# [Extract]
# Taking the plunge, first fatty!



## natej (Jun 3, 2017)

The lady of the house was browsing the forums.. comes into the kitchen and says "why have we never made a fatty! Do you know what it is? Look its on your smoking forum.. look, LOOK!" 

off to the shop to get some sausage mince.. came back with chorizo mince and some pork mince & bacon, so it begins.. the first fatty of many im sure

Stuffed with salami, red peppers, chilli, onion & cheese













20170603_173610.jpg



__ natej
__ Jun 3, 2017


















20170603_174212.jpg



__ natej
__ Jun 3, 2017


















20170603_180654.jpg



__ natej
__ Jun 3, 2017





 

On the pit right now with a pork shoulder

Sliced pics to come


----------



## pc farmer (Jun 3, 2017)

I am in for the ride.


----------



## JckDanls 07 (Jun 3, 2017)

DAMN IT...  I'm too late ...  I tried to get here to stop you ...  Meet your new addiction ... looking/Sounding good ...


----------



## b-one (Jun 3, 2017)

Looking forward to the finish!


----------



## natej (Jun 3, 2017)

20170604_131834.jpg



__ natej
__ Jun 3, 2017


















20170604_132401.jpg



__ natej
__ Jun 3, 2017






Hi my names nate, and im a fattieholic

How have i never made one of these before! My goodness


----------



## crazymoon (Jun 4, 2017)

NJ, Good job on your fatty!


----------



## SmokinAl (Jun 4, 2017)

It's hard to believe that is your first fattie!

You did an excellent job!

I have to give you a point & congrats for making the carousel!

Al


----------



## sauced (Jun 4, 2017)

Great looking fatty.....welcome to the crazy world of fatties!!


----------



## greatfx1959 (Jun 4, 2017)

drooling...........................man that looks good!........................t


----------



## natej (Jun 4, 2017)

Thankyou everyone! Id actually never even knew the fatty existed untill joining this forum.. i read countless threads on them and instructions, i thought instead of a weave id keep it simple on the first one and just roll it up in bacon, crisped up on the grill 

The biggest challenge i found was simply handling it once rolled, next time ill also use a ziplock bag to shape the sausage as i didnt have any on hand i simply rolled the mince out like a pizza dough and cut it into a square

The boss told her parents and sent them pics.. ive now been asked to make 2 more for her family this week

And so it begins...


----------



## b-one (Jun 4, 2017)

Tasty looking fattie!


----------



## smokeymose (Jun 4, 2017)

Points for a tasty looking fattie and a Mrs who peruses the forum!

All I get from mine is "Are you on that site again?" or "When will dinner be ready?"

(Records excerpted from a collection)
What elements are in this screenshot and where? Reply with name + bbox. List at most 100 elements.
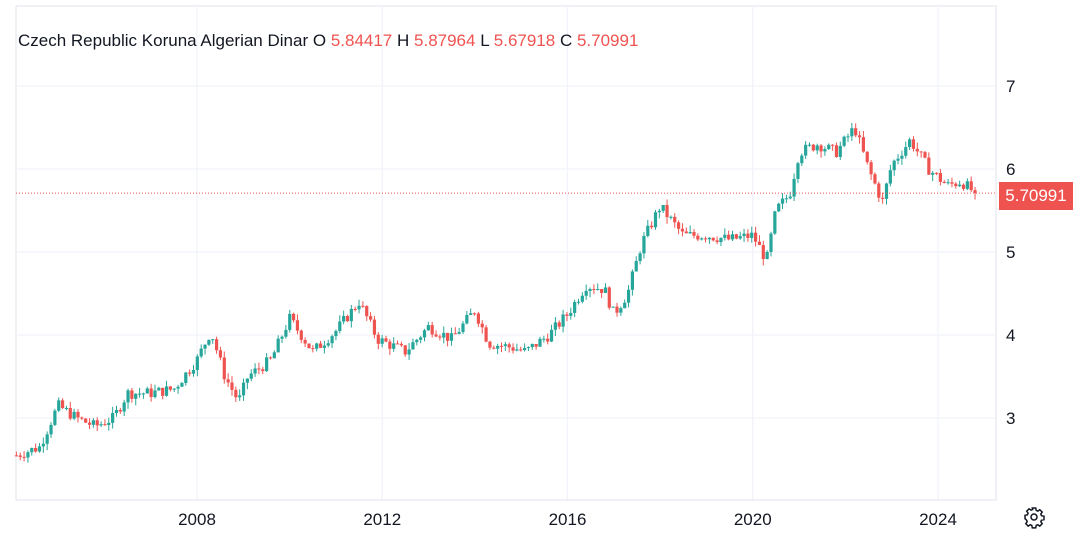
candle-body [684,231,688,234]
candle-body [927,157,931,175]
candle-body [530,343,534,348]
candle-body [445,332,450,341]
candle-body [442,332,446,338]
candle-body [272,352,276,359]
candle-body [576,301,581,303]
candle-body [141,393,146,395]
candle-body [34,448,38,452]
candle-body [904,147,908,156]
high-label: H [397,31,410,50]
candle-body [276,338,280,353]
candle-body [661,204,665,211]
candle-body [188,372,192,374]
candle-body [45,434,49,444]
candle-body [819,145,823,152]
candle-body [172,388,176,390]
candle-body [261,369,265,372]
candle-body [95,420,99,426]
candle-body [161,387,165,396]
candle-body [492,347,496,349]
candle-body [642,235,646,254]
candle-body [218,350,223,358]
candle-body [214,339,219,351]
candle-body [76,411,80,418]
candle-body [288,313,292,330]
candle-body [411,342,415,350]
candle-body [338,321,342,331]
candle-body [938,173,942,182]
candle-body [796,163,800,179]
candle-body [804,144,808,156]
candle-body [176,386,180,389]
candle-body [650,225,654,228]
candle-body [792,178,796,197]
open-label: O [312,31,327,50]
candle-body [673,216,677,223]
candle-body [830,144,835,146]
candle-body [511,347,515,351]
symbol-name: Czech Republic Koruna Algerian Dinar [18,31,309,50]
candle-body [168,386,172,390]
candle-body [376,334,380,344]
candle-body [807,144,812,146]
candle-body [203,344,207,349]
candle-body [596,289,600,291]
candle-body [407,349,411,355]
candle-body [611,306,615,308]
candle-body [318,343,323,348]
candle-body [861,137,865,152]
y-tick-label: 4 [1006,326,1015,345]
candle-body [461,323,465,333]
candle-body [419,337,423,340]
high-value: 5.87964 [414,31,476,50]
candle-body [499,345,504,347]
candle-body [665,204,669,218]
candle-body [788,196,792,199]
candle-body [911,139,916,149]
candle-body [384,338,388,342]
candle-body [869,162,873,175]
candle-body [923,152,927,158]
candle-body [222,357,226,380]
candle-body [973,190,977,194]
candle-body [931,172,935,175]
candle-body [961,184,966,189]
candle-body [64,408,69,410]
candle-body [368,316,373,320]
candle-body [538,338,542,347]
candle-body [515,349,519,351]
candle-body [958,184,962,187]
candle-body [842,136,846,146]
gear-icon[interactable] [1022,505,1046,529]
candle-body [565,314,569,316]
candle-body [49,424,53,435]
candle-body [291,313,296,321]
candle-body [653,212,658,228]
candle-body [777,203,781,212]
candle-body [334,330,338,337]
candle-body [465,314,469,324]
candle-body [438,336,442,338]
candle-body [757,241,762,246]
candle-body [519,349,523,351]
candle-body [919,151,923,153]
candle-body [422,330,427,338]
candle-body [619,308,623,313]
candle-body [365,306,369,317]
candle-body [295,320,300,331]
candle-body [111,413,115,423]
candle-body [630,271,634,290]
candle-body [534,343,538,347]
candle-body [753,232,758,242]
candle-body [18,455,22,457]
candle-body [896,158,900,161]
candle-body [303,339,307,344]
candle-body [646,225,650,236]
ohlc-legend: Czech Republic Koruna Algerian Dinar O 5… [18,31,638,51]
candle-body [892,160,896,171]
candle-body [157,387,161,391]
candle-body [603,287,608,293]
candle-body [638,253,642,261]
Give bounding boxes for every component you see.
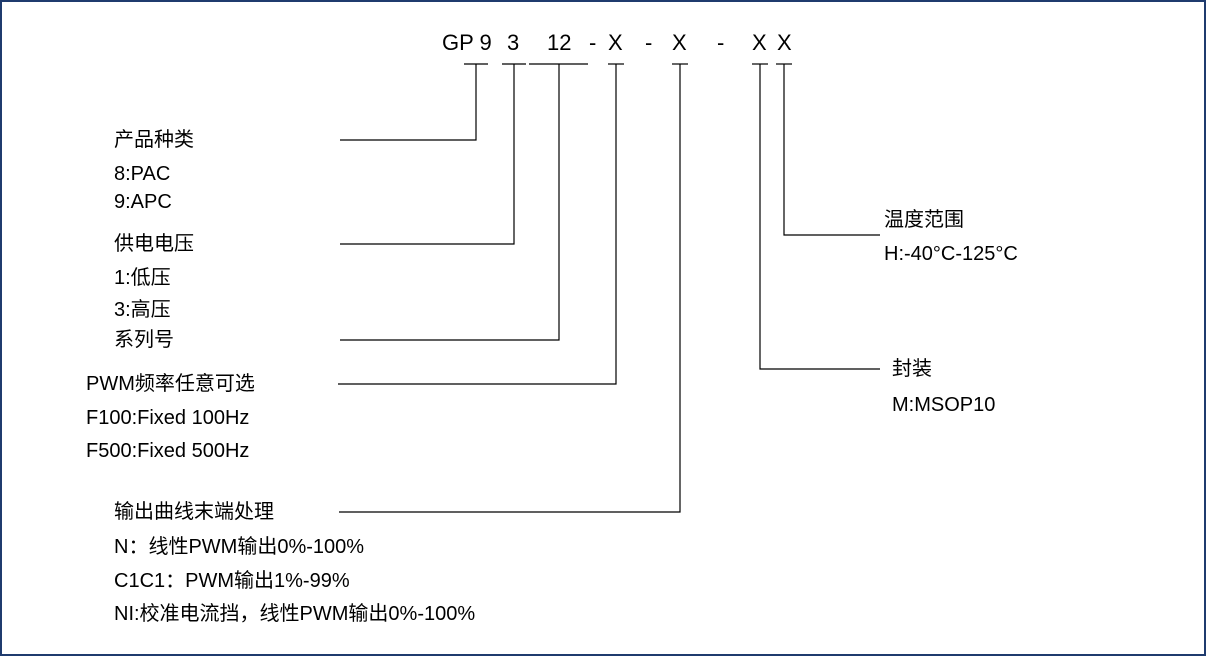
temperature-option: H:-40°C-125°C bbox=[884, 243, 1018, 265]
output-curve-title: 输出曲线末端处理 bbox=[114, 501, 274, 523]
output-curve-option: N：线性PWM输出0%-100% bbox=[114, 536, 365, 558]
code-separator-1: - bbox=[589, 30, 597, 55]
code-part-gp9: GP 9 bbox=[442, 30, 492, 55]
supply-voltage-option: 3:高压 bbox=[114, 299, 171, 321]
output-curve-option: NI:校准电流挡，线性PWM输出0%-100% bbox=[114, 603, 476, 625]
supply-voltage-title: 供电电压 bbox=[114, 233, 194, 255]
connector-temperature-path bbox=[783, 64, 880, 236]
connector-supply-voltage-path bbox=[340, 64, 515, 245]
product-type-option: 8:PAC bbox=[114, 163, 171, 185]
code-part-pwm: X bbox=[608, 30, 623, 55]
code-part-voltage: 3 bbox=[507, 30, 520, 55]
product-type-title: 产品种类 bbox=[114, 129, 194, 151]
connector-pwm-frequency-path bbox=[338, 64, 617, 385]
pwm-frequency-option: F500:Fixed 500Hz bbox=[86, 440, 250, 462]
connector-package-path bbox=[759, 64, 880, 370]
pwm-frequency-title: PWM频率任意可选 bbox=[86, 373, 255, 395]
series-title: 系列号 bbox=[114, 329, 174, 351]
connector-output-curve-path bbox=[339, 64, 681, 513]
package-title: 封装 bbox=[892, 358, 932, 380]
pwm-frequency-option: F100:Fixed 100Hz bbox=[86, 407, 250, 429]
connector-series-path bbox=[340, 64, 560, 341]
code-separator-2: - bbox=[645, 30, 653, 55]
package-option: M:MSOP10 bbox=[892, 394, 996, 416]
code-part-package: X bbox=[752, 30, 767, 55]
code-part-series: 12 bbox=[547, 30, 572, 55]
supply-voltage-option: 1:低压 bbox=[114, 267, 171, 289]
temperature-title: 温度范围 bbox=[884, 209, 964, 231]
output-curve-option: C1C1：PWM输出1%-99% bbox=[114, 570, 350, 592]
code-part-output: X bbox=[672, 30, 687, 55]
code-part-temperature: X bbox=[777, 30, 792, 55]
code-separator-3: - bbox=[717, 30, 725, 55]
product-type-option: 9:APC bbox=[114, 191, 172, 213]
connector-product-type-path bbox=[340, 64, 477, 141]
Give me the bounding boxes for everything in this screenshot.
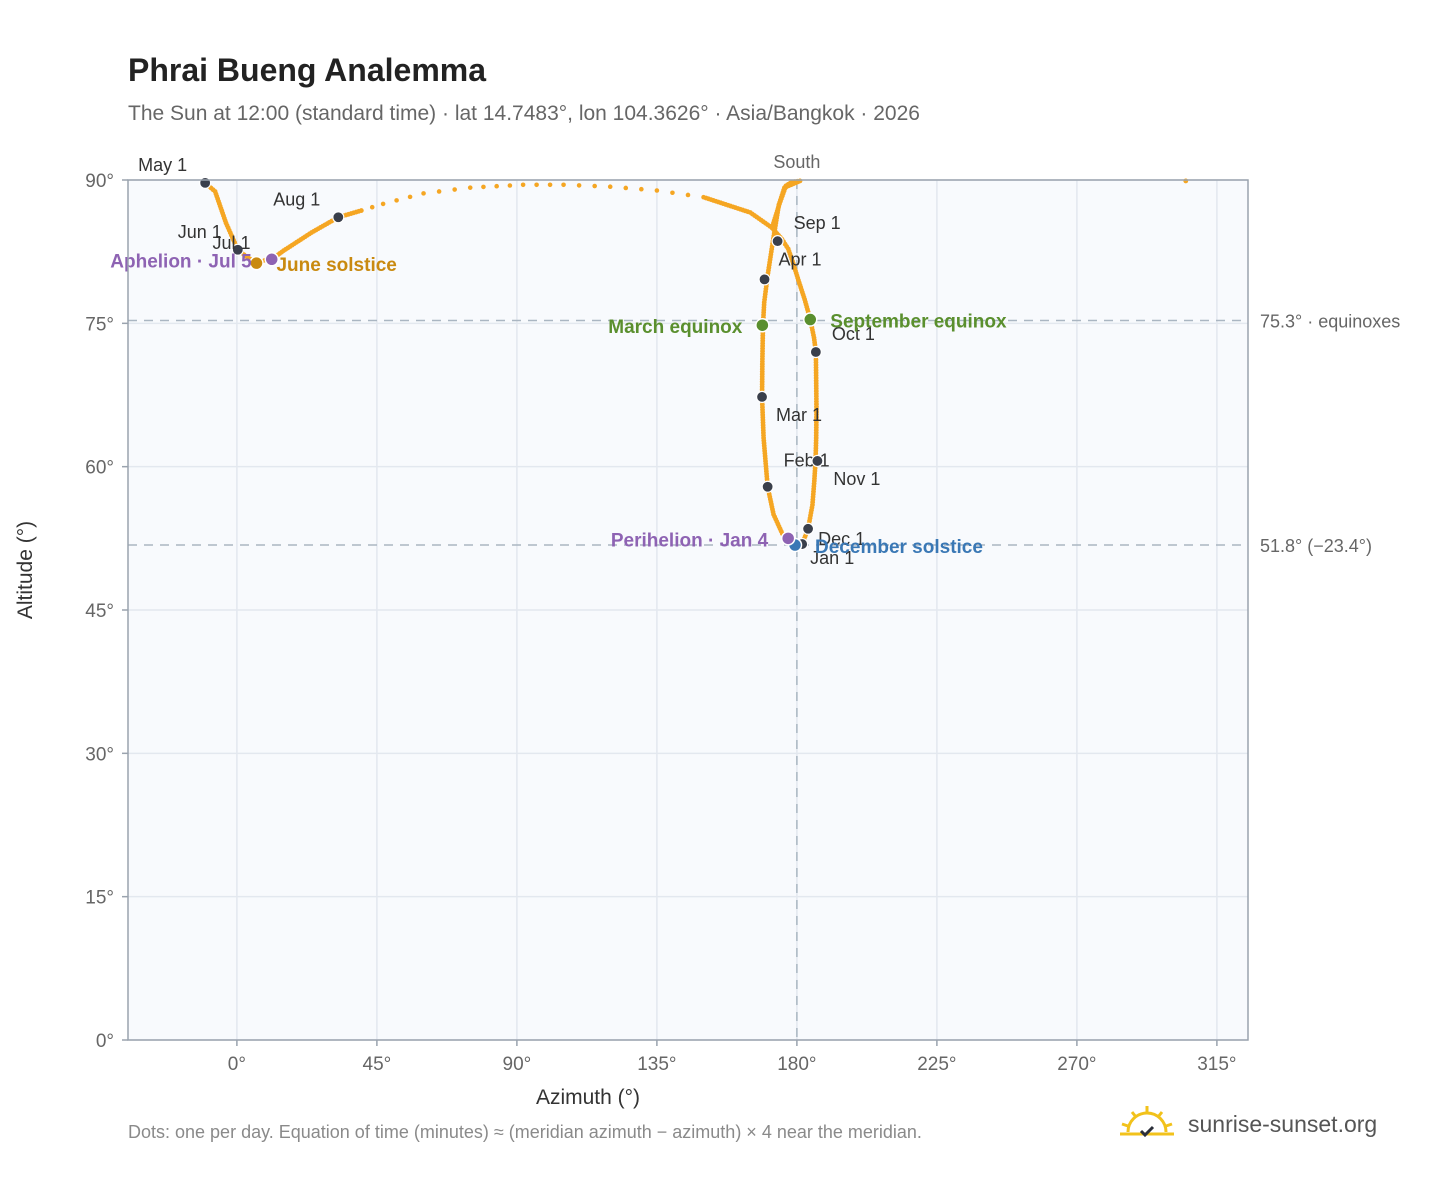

# [Task brief]
Reproduce word for word the part of the thread on making a first fatty between "I am in for" and "looking/Sounding good ...", inclusive. The items have no connection to the forum thread.

# [Solution for this exercise]
I am in for the ride.


----------



## JckDanls 07 (Jun 3, 2017)

DAMN IT...  I'm too late ...  I tried to get here to stop you ...  Meet your new addiction ... looking/Sounding good ...